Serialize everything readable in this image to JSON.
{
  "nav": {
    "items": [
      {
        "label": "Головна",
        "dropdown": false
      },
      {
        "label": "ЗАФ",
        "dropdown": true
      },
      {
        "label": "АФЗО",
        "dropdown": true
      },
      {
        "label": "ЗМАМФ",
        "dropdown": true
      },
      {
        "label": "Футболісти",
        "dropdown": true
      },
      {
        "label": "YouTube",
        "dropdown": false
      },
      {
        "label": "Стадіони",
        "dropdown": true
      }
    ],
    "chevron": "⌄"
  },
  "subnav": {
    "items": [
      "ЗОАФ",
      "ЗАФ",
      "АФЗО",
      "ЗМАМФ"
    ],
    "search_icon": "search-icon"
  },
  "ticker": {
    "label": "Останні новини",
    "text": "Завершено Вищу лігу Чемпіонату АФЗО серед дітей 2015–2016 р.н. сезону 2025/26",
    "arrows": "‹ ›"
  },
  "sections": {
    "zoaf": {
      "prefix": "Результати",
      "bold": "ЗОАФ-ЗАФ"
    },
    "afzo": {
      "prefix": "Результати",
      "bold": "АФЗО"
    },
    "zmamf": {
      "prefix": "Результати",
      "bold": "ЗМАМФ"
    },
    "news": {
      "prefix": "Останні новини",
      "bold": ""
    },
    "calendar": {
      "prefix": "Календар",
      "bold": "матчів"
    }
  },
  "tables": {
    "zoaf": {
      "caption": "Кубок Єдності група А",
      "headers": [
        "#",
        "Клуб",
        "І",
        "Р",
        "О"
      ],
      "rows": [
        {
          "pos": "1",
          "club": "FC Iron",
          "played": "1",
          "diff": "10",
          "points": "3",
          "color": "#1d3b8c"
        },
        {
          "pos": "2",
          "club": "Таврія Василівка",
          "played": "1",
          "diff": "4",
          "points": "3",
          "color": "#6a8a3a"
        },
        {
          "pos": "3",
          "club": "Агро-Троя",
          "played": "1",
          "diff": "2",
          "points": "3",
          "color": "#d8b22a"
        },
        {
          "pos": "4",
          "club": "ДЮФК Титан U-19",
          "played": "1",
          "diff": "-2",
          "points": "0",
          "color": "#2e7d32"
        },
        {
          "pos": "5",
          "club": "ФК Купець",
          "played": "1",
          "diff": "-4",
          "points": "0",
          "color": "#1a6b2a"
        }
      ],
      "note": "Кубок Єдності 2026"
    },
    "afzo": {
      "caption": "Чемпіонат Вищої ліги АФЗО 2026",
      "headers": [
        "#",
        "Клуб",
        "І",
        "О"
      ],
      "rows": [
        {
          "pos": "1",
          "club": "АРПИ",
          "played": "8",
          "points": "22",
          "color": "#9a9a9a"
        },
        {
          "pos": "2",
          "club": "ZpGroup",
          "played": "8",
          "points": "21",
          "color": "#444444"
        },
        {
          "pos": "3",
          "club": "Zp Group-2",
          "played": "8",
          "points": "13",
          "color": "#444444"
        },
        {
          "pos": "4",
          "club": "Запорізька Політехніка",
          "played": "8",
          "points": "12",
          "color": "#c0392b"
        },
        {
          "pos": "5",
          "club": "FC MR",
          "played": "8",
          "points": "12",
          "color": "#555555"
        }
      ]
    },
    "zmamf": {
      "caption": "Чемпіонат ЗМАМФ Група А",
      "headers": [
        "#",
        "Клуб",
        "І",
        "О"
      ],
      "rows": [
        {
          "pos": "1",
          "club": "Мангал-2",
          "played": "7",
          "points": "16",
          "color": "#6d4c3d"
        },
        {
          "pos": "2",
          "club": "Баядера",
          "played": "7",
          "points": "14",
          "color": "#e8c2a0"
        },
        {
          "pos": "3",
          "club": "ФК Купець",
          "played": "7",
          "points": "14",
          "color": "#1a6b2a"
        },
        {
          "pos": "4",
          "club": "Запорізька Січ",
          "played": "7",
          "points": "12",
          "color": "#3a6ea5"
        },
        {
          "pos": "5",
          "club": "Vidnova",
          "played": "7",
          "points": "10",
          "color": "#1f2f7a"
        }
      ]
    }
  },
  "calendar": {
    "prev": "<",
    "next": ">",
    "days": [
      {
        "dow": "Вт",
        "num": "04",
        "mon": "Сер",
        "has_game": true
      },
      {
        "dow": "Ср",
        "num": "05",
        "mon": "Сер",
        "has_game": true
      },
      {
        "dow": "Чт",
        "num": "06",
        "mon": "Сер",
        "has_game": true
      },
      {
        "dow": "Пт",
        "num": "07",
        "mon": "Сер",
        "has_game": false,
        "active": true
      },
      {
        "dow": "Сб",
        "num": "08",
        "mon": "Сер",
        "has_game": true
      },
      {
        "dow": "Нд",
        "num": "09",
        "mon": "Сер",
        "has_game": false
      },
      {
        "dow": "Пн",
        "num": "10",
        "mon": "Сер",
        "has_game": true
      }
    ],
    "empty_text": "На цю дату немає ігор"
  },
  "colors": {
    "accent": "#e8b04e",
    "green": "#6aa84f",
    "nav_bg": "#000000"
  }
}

→ INSTRUCTIONS TO FOLLOW
Go through the entries above and copy every line containing "caption".

→ EXPECTED ANSWER
      "caption": "Кубок Єдності група А",
      "caption": "Чемпіонат Вищої ліги АФЗО 2026",
      "caption": "Чемпіонат ЗМАМФ Група А",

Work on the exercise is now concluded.